__DESCRIPTION OF THE TASK__. Check each line for the string "access". Give only the count of lines that have it.

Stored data
-*-

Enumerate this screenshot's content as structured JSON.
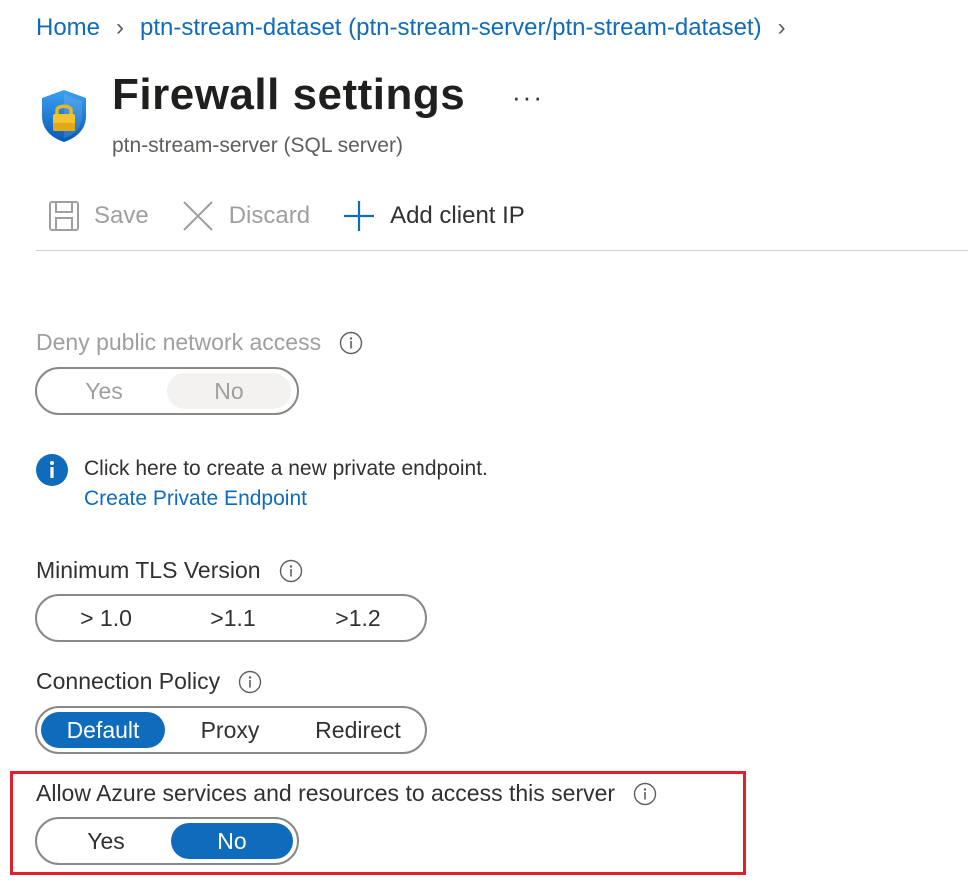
{
  "breadcrumb": {
    "home": "Home",
    "dataset": "ptn-stream-dataset (ptn-stream-server/ptn-stream-dataset)"
  },
  "header": {
    "title": "Firewall settings",
    "subtitle": "ptn-stream-server (SQL server)",
    "more": "···",
    "icon": "shield-lock-icon"
  },
  "toolbar": {
    "save_label": "Save",
    "discard_label": "Discard",
    "add_client_ip_label": "Add client IP"
  },
  "deny_public": {
    "label": "Deny public network access",
    "options": [
      "Yes",
      "No"
    ],
    "selected": "No",
    "disabled": true
  },
  "private_endpoint": {
    "message": "Click here to create a new private endpoint.",
    "link": "Create Private Endpoint"
  },
  "tls": {
    "label": "Minimum TLS Version",
    "options": [
      "> 1.0",
      ">1.1",
      ">1.2"
    ]
  },
  "connection_policy": {
    "label": "Connection Policy",
    "options": [
      "Default",
      "Proxy",
      "Redirect"
    ],
    "selected": "Default"
  },
  "allow_azure": {
    "label": "Allow Azure services and resources to access this server",
    "options": [
      "Yes",
      "No"
    ],
    "selected": "No"
  },
  "colors": {
    "accent": "#0f6cbd",
    "highlight_box": "#e0202a",
    "disabled_text": "#a19f9d"
  }
}
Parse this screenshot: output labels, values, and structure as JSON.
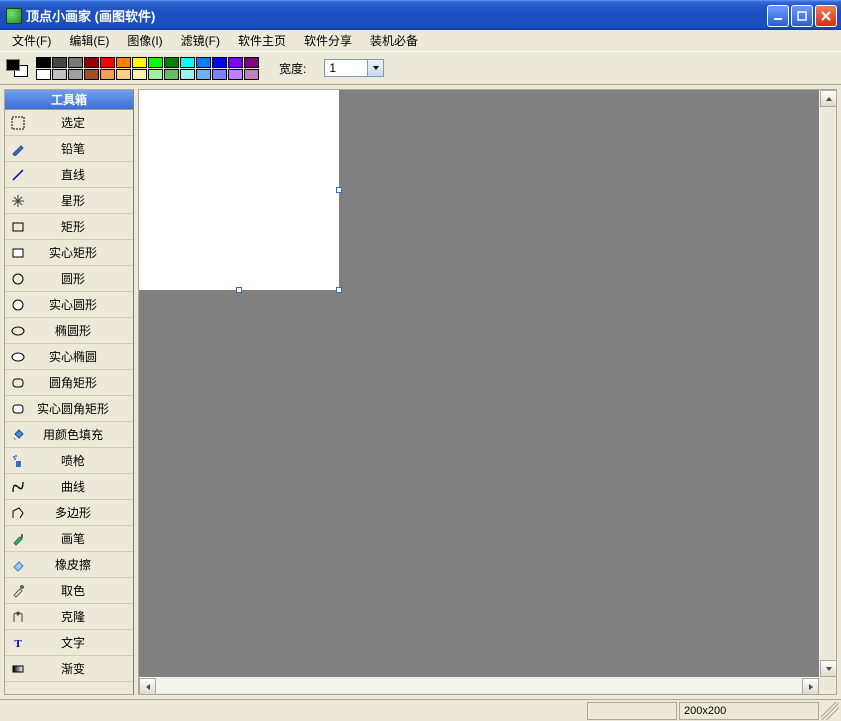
{
  "window": {
    "title": "顶点小画家 (画图软件)"
  },
  "menu": {
    "file": "文件(F)",
    "edit": "编辑(E)",
    "image": "图像(I)",
    "filter": "滤镜(F)",
    "home": "软件主页",
    "share": "软件分享",
    "required": "装机必备"
  },
  "toolbar": {
    "width_label": "宽度:",
    "width_value": "1"
  },
  "palette": {
    "row1": [
      "#000000",
      "#464646",
      "#787878",
      "#990000",
      "#ff0000",
      "#ff7f00",
      "#ffff00",
      "#00ff00",
      "#008000",
      "#00ffff",
      "#0080ff",
      "#0000ff",
      "#8000ff",
      "#800080"
    ],
    "row2": [
      "#ffffff",
      "#c0c0c0",
      "#a0a0a0",
      "#a05020",
      "#f0a050",
      "#f8d080",
      "#f8f0b0",
      "#a0f0a0",
      "#60c060",
      "#a0f0f0",
      "#70b0f0",
      "#8080ff",
      "#c080ff",
      "#c080c0"
    ]
  },
  "toolbox": {
    "title": "工具箱",
    "tools": [
      {
        "name": "选定",
        "icon": "select-icon"
      },
      {
        "name": "铅笔",
        "icon": "pencil-icon"
      },
      {
        "name": "直线",
        "icon": "line-icon"
      },
      {
        "name": "星形",
        "icon": "star-icon"
      },
      {
        "name": "矩形",
        "icon": "rectangle-icon"
      },
      {
        "name": "实心矩形",
        "icon": "filled-rectangle-icon"
      },
      {
        "name": "圆形",
        "icon": "circle-icon"
      },
      {
        "name": "实心圆形",
        "icon": "filled-circle-icon"
      },
      {
        "name": "椭圆形",
        "icon": "ellipse-icon"
      },
      {
        "name": "实心椭圆",
        "icon": "filled-ellipse-icon"
      },
      {
        "name": "圆角矩形",
        "icon": "round-rect-icon"
      },
      {
        "name": "实心圆角矩形",
        "icon": "filled-round-rect-icon"
      },
      {
        "name": "用颜色填充",
        "icon": "fill-icon"
      },
      {
        "name": "喷枪",
        "icon": "spray-icon"
      },
      {
        "name": "曲线",
        "icon": "curve-icon"
      },
      {
        "name": "多边形",
        "icon": "polygon-icon"
      },
      {
        "name": "画笔",
        "icon": "brush-icon"
      },
      {
        "name": "橡皮擦",
        "icon": "eraser-icon"
      },
      {
        "name": "取色",
        "icon": "picker-icon"
      },
      {
        "name": "克隆",
        "icon": "clone-icon"
      },
      {
        "name": "文字",
        "icon": "text-icon"
      },
      {
        "name": "渐变",
        "icon": "gradient-icon"
      }
    ]
  },
  "canvas": {
    "dimensions": "200x200"
  }
}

-*-

__EXERCISE SOLUTION__. 2